## Data to use
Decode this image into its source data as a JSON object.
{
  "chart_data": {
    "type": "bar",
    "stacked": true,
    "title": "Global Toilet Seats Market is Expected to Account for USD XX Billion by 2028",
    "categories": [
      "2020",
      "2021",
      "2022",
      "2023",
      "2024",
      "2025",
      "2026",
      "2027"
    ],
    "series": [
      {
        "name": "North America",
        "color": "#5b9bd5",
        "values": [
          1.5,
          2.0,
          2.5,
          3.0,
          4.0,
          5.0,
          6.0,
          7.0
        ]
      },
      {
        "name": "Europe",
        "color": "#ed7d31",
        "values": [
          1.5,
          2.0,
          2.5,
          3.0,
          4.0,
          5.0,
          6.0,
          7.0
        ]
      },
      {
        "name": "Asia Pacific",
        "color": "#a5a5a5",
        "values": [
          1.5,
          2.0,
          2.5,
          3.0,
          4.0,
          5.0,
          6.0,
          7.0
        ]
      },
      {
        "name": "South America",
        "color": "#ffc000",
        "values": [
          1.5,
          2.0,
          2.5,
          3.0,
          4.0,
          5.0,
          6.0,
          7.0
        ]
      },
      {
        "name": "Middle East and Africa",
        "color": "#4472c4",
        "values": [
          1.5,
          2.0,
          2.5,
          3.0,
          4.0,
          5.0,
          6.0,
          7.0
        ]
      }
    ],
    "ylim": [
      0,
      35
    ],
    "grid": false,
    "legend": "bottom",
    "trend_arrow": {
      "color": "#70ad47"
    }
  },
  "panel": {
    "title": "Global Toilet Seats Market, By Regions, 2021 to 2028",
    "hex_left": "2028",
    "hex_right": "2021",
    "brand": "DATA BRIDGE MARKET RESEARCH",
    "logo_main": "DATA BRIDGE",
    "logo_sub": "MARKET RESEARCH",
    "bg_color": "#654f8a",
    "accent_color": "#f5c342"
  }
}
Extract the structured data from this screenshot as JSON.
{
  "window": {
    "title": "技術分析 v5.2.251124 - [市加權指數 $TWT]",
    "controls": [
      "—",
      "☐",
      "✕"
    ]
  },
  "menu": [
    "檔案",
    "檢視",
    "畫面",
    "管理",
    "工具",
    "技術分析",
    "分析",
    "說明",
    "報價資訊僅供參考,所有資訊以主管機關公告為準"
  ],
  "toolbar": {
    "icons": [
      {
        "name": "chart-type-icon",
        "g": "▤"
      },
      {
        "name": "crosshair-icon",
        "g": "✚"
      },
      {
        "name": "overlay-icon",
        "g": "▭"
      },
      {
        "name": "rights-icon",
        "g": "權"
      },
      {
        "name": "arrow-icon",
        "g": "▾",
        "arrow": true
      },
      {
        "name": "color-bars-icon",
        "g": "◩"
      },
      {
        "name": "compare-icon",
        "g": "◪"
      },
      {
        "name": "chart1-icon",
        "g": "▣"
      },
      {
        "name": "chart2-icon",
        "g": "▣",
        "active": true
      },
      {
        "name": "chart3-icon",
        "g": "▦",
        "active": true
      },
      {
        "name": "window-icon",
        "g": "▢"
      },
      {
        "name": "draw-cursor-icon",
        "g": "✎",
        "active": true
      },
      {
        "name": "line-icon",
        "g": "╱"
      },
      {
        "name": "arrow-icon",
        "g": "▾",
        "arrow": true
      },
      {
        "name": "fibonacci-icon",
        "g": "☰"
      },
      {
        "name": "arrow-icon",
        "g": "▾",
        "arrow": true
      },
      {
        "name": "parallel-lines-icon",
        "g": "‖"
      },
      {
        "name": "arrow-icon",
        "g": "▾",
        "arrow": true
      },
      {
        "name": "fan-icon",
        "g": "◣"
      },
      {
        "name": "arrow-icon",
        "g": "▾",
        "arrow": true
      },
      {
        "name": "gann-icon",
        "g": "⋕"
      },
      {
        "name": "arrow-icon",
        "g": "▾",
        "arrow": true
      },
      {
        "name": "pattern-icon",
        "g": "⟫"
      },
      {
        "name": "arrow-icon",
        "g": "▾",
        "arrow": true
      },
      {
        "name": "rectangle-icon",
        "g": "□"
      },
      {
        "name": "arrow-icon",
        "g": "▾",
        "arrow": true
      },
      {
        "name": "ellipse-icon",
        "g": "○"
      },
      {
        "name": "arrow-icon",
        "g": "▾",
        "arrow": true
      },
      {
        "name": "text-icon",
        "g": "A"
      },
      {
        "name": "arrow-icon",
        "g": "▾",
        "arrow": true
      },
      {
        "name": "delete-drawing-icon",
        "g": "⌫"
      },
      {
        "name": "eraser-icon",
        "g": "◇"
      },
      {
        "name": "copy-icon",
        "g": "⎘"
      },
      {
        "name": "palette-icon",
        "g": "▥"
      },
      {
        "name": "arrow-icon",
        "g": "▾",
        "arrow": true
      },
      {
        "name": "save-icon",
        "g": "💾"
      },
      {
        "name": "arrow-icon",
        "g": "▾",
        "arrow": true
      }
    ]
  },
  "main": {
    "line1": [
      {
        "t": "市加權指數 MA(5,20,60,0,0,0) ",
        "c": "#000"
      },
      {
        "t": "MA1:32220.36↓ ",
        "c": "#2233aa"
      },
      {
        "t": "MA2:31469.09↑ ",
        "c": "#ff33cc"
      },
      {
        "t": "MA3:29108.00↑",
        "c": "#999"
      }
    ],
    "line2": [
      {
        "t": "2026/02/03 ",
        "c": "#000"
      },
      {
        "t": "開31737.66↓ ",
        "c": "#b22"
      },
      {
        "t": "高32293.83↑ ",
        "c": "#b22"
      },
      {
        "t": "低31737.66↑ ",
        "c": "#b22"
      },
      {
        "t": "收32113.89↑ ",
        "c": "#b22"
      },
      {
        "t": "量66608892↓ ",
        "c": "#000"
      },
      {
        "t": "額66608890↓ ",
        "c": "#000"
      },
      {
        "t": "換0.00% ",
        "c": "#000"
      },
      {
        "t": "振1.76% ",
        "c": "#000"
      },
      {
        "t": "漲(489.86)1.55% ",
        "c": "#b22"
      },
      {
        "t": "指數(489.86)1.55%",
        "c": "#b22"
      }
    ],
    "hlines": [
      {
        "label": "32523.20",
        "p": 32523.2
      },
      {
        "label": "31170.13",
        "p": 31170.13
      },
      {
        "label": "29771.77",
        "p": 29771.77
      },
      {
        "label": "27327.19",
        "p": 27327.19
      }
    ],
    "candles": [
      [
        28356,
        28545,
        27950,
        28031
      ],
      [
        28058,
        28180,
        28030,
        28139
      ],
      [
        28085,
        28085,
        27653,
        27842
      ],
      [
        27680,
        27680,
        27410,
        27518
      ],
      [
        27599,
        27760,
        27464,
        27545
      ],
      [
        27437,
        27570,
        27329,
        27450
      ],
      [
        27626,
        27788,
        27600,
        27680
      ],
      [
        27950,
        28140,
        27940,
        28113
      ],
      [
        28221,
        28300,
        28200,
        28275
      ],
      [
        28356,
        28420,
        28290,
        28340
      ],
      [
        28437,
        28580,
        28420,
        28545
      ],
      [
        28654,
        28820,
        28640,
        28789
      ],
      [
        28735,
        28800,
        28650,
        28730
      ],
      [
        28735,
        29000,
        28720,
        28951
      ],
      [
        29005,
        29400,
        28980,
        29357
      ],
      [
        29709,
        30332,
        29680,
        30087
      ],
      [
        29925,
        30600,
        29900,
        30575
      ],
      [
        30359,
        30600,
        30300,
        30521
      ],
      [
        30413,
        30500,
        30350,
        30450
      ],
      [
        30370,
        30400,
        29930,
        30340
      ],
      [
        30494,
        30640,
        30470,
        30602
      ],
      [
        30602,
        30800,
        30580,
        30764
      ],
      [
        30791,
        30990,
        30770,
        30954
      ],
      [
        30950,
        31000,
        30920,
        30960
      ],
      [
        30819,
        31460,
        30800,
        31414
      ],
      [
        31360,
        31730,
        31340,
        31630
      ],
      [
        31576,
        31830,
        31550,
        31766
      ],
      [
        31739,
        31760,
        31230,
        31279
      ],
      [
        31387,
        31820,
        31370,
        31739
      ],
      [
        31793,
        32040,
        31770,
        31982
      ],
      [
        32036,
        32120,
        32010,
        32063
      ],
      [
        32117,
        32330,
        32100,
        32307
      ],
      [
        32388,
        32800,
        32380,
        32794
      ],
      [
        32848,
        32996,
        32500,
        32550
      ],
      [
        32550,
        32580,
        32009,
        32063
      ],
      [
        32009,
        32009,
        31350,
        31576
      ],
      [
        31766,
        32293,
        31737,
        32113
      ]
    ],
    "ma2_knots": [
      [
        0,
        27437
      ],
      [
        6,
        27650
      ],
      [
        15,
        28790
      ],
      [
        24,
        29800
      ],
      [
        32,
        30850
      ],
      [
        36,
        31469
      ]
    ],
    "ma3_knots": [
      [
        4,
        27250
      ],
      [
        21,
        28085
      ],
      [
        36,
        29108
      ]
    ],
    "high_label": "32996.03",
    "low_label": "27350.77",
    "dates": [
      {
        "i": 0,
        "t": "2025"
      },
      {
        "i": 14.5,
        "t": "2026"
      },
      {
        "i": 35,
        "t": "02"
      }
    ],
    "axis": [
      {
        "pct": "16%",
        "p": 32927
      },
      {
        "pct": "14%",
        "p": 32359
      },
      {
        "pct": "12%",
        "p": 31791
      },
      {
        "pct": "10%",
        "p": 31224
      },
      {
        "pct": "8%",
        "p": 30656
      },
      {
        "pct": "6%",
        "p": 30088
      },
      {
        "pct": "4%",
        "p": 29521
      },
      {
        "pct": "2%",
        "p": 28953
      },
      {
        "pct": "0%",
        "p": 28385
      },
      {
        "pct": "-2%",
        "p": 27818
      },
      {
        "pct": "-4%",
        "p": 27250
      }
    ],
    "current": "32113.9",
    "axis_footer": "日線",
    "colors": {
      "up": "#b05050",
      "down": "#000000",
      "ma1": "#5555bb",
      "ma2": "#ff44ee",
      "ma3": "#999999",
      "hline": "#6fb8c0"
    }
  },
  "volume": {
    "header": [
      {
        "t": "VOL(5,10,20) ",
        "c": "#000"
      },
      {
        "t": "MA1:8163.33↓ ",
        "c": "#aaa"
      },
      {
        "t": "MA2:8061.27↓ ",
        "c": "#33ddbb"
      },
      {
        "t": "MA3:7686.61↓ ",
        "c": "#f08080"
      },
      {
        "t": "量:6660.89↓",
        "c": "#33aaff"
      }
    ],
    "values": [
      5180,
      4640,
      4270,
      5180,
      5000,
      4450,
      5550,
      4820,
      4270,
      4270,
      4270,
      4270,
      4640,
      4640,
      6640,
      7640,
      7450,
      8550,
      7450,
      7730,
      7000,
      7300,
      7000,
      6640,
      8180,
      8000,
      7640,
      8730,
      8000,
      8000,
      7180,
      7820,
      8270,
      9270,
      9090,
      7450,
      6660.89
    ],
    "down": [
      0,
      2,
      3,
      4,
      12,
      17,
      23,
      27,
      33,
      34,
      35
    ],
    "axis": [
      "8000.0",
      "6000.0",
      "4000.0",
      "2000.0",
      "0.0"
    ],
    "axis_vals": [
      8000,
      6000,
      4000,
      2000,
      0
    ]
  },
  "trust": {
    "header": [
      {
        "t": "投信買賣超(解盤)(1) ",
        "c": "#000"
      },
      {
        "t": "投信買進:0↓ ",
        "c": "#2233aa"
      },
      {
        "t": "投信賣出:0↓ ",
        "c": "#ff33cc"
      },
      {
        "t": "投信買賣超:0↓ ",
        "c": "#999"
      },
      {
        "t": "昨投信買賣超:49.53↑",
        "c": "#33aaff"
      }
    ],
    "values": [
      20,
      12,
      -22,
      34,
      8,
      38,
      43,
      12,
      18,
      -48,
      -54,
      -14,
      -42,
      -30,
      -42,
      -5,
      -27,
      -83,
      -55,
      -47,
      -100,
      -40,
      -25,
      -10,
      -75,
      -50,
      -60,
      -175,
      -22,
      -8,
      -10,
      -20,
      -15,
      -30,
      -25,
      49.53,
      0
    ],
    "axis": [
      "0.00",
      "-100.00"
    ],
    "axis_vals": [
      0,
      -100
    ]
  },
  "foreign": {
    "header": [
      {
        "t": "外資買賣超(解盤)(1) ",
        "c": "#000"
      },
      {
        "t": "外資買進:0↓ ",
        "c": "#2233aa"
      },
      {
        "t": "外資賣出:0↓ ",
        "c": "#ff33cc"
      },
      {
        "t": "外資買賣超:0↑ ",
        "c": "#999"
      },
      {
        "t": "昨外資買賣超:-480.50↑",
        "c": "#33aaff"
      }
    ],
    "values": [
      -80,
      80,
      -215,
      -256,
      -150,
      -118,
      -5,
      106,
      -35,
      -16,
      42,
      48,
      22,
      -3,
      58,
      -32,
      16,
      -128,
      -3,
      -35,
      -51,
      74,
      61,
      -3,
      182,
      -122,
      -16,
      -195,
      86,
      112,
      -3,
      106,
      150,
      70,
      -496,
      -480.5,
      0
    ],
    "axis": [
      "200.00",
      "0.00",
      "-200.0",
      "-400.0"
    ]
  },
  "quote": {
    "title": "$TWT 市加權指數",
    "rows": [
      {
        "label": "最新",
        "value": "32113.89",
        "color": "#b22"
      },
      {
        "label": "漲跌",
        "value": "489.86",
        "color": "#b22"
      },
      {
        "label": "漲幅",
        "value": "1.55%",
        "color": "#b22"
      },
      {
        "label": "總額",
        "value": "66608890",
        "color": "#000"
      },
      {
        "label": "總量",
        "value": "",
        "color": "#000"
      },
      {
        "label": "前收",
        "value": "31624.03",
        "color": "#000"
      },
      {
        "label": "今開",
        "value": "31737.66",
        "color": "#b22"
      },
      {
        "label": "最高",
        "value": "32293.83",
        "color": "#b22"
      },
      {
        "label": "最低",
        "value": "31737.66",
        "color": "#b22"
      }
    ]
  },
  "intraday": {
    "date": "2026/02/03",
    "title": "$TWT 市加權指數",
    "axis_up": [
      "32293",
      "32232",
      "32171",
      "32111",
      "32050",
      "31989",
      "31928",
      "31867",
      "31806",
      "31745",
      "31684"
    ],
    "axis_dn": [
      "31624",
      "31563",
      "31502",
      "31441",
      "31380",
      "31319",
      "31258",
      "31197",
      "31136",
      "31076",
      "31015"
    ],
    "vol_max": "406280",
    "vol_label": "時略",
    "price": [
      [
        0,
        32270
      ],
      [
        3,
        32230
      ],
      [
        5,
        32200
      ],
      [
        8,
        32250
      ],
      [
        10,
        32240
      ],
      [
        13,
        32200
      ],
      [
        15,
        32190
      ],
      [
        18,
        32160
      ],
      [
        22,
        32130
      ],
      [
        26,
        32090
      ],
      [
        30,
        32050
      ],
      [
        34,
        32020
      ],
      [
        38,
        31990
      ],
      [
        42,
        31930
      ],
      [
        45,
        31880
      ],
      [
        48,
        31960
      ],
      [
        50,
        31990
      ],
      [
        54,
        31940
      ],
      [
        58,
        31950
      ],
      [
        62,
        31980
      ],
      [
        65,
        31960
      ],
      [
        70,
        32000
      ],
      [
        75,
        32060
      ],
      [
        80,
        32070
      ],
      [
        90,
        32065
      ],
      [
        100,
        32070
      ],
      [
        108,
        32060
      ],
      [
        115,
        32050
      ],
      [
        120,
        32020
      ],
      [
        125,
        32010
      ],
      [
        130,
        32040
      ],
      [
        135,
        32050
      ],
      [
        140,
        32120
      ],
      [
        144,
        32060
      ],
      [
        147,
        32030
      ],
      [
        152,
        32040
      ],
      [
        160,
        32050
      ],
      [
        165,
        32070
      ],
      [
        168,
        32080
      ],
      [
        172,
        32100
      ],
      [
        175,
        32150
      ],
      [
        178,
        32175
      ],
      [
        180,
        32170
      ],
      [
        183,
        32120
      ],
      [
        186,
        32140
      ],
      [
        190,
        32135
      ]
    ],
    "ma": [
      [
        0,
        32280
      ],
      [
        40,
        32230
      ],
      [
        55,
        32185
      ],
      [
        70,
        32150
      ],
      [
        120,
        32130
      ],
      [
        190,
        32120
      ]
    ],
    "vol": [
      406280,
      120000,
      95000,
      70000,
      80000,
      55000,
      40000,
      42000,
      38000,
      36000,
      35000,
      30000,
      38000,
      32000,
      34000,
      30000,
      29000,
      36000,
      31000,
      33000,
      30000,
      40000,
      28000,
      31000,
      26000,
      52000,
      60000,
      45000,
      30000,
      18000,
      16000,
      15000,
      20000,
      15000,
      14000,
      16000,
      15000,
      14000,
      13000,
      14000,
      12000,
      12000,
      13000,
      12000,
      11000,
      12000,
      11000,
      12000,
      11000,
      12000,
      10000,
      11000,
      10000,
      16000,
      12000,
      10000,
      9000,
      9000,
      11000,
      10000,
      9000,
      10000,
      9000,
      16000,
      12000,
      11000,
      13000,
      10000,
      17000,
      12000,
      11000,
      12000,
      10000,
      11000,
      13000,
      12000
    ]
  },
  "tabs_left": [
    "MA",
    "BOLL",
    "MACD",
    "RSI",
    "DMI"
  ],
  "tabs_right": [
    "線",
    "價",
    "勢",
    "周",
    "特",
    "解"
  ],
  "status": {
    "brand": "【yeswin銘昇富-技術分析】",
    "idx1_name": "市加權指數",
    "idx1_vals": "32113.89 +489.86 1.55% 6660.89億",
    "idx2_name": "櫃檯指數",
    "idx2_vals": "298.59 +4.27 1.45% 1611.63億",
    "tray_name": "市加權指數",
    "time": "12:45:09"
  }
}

## The task
Count every line in the preceding entries where the string "JSON" appears, then state only the total.

## Output of the task
2